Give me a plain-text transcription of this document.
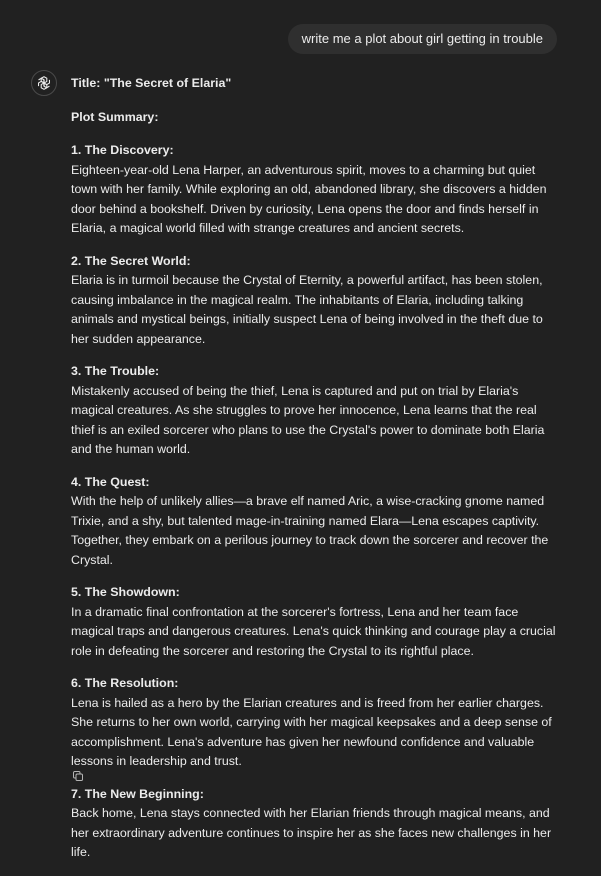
write me a plot about girl getting in trouble

Title: "The Secret of Elaria"

Plot Summary:

1. The Discovery:

Eighteen-year-old Lena Harper, an adventurous spirit, moves to a charming but quiet town with her family. While exploring an old, abandoned library, she discovers a hidden door behind a bookshelf. Driven by curiosity, Lena opens the door and finds herself in Elaria, a magical world filled with strange creatures and ancient secrets.

2. The Secret World:

Elaria is in turmoil because the Crystal of Eternity, a powerful artifact, has been stolen, causing imbalance in the magical realm. The inhabitants of Elaria, including talking animals and mystical beings, initially suspect Lena of being involved in the theft due to her sudden appearance.

3. The Trouble:

Mistakenly accused of being the thief, Lena is captured and put on trial by Elaria's magical creatures. As she struggles to prove her innocence, Lena learns that the real thief is an exiled sorcerer who plans to use the Crystal's power to dominate both Elaria and the human world.

4. The Quest:

With the help of unlikely allies—a brave elf named Aric, a wise-cracking gnome named Trixie, and a shy, but talented mage-in-training named Elara—Lena escapes captivity. Together, they embark on a perilous journey to track down the sorcerer and recover the Crystal.

5. The Showdown:

In a dramatic final confrontation at the sorcerer's fortress, Lena and her team face magical traps and dangerous creatures. Lena's quick thinking and courage play a crucial role in defeating the sorcerer and restoring the Crystal to its rightful place.

6. The Resolution:

Lena is hailed as a hero by the Elarian creatures and is freed from her earlier charges. She returns to her own world, carrying with her magical keepsakes and a deep sense of accomplishment. Lena's adventure has given her newfound confidence and valuable lessons in leadership and trust.

7. The New Beginning:

Back home, Lena stays connected with her Elarian friends through magical means, and her extraordinary adventure continues to inspire her as she faces new challenges in her life.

Exercise objective: Pictures in the records above should not be copied. Repeat everything else exactly.

Worked answer:
Give me a plain-text transcription of this document.
write me a plot about girl getting in trouble

Title: "The Secret of Elaria"

Plot Summary:

1. The Discovery:

Eighteen-year-old Lena Harper, an adventurous spirit, moves to a charming but quiet town with her family. While exploring an old, abandoned library, she discovers a hidden door behind a bookshelf. Driven by curiosity, Lena opens the door and finds herself in Elaria, a magical world filled with strange creatures and ancient secrets.

2. The Secret World:

Elaria is in turmoil because the Crystal of Eternity, a powerful artifact, has been stolen, causing imbalance in the magical realm. The inhabitants of Elaria, including talking animals and mystical beings, initially suspect Lena of being involved in the theft due to her sudden appearance.

3. The Trouble:

Mistakenly accused of being the thief, Lena is captured and put on trial by Elaria's magical creatures. As she struggles to prove her innocence, Lena learns that the real thief is an exiled sorcerer who plans to use the Crystal's power to dominate both Elaria and the human world.

4. The Quest:

With the help of unlikely allies—a brave elf named Aric, a wise-cracking gnome named Trixie, and a shy, but talented mage-in-training named Elara—Lena escapes captivity. Together, they embark on a perilous journey to track down the sorcerer and recover the Crystal.

5. The Showdown:

In a dramatic final confrontation at the sorcerer's fortress, Lena and her team face magical traps and dangerous creatures. Lena's quick thinking and courage play a crucial role in defeating the sorcerer and restoring the Crystal to its rightful place.

6. The Resolution:

Lena is hailed as a hero by the Elarian creatures and is freed from her earlier charges. She returns to her own world, carrying with her magical keepsakes and a deep sense of accomplishment. Lena's adventure has given her newfound confidence and valuable lessons in leadership and trust.

7. The New Beginning:

Back home, Lena stays connected with her Elarian friends through magical means, and her extraordinary adventure continues to inspire her as she faces new challenges in her life.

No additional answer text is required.